## SET TASK
Scan the data. Collect each line that contains the word "Materials".

-- Start ENTRIES --

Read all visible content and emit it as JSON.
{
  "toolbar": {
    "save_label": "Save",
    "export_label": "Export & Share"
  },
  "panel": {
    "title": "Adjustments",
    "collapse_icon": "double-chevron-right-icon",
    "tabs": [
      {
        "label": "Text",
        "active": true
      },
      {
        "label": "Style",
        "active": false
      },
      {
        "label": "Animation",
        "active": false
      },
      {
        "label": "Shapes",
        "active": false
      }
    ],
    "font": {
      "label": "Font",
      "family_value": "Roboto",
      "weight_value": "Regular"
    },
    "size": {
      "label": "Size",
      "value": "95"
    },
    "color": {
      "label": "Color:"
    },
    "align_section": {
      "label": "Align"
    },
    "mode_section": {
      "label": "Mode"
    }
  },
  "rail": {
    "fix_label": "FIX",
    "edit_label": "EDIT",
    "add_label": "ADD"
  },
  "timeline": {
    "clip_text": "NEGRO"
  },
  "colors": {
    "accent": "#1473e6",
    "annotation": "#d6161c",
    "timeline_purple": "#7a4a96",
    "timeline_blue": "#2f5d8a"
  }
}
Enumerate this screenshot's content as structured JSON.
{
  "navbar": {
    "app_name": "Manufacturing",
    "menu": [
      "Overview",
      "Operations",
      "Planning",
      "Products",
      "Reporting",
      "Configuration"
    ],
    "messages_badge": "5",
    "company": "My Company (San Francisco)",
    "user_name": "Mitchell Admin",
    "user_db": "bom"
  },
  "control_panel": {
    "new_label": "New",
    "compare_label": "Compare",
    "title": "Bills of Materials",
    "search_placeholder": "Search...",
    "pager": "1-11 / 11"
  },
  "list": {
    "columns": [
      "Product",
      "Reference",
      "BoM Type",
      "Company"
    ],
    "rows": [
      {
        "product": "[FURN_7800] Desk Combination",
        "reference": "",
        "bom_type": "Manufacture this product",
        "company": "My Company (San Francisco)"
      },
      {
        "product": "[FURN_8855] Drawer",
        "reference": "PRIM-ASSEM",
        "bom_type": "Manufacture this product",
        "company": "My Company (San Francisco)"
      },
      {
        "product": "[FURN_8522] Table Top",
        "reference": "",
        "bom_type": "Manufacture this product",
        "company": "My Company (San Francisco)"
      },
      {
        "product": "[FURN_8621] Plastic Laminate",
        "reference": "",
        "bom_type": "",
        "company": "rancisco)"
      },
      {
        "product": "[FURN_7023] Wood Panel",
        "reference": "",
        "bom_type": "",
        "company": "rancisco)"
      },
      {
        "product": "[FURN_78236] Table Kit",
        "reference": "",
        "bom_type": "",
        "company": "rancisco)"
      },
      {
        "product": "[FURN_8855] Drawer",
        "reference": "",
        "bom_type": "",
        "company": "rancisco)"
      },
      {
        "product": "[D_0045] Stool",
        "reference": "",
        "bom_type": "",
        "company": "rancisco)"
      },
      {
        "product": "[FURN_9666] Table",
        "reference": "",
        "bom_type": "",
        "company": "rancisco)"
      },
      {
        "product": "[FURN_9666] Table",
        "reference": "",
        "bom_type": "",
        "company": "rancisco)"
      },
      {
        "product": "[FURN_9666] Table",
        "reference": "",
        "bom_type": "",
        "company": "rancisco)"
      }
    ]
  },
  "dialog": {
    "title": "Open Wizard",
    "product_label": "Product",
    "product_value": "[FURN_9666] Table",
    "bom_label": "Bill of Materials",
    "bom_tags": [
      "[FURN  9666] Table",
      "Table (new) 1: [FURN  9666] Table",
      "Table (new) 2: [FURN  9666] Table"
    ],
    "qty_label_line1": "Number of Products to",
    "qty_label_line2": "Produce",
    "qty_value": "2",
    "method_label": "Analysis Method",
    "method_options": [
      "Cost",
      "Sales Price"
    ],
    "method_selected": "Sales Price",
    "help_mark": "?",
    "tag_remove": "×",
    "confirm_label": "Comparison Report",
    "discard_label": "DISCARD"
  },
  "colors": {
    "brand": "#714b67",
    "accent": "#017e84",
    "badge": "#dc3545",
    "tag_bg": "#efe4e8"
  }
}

-- End ENTRIES --

## THE OUTPUT
    "title": "Bills of Materials",
    "bom_label": "Bill of Materials",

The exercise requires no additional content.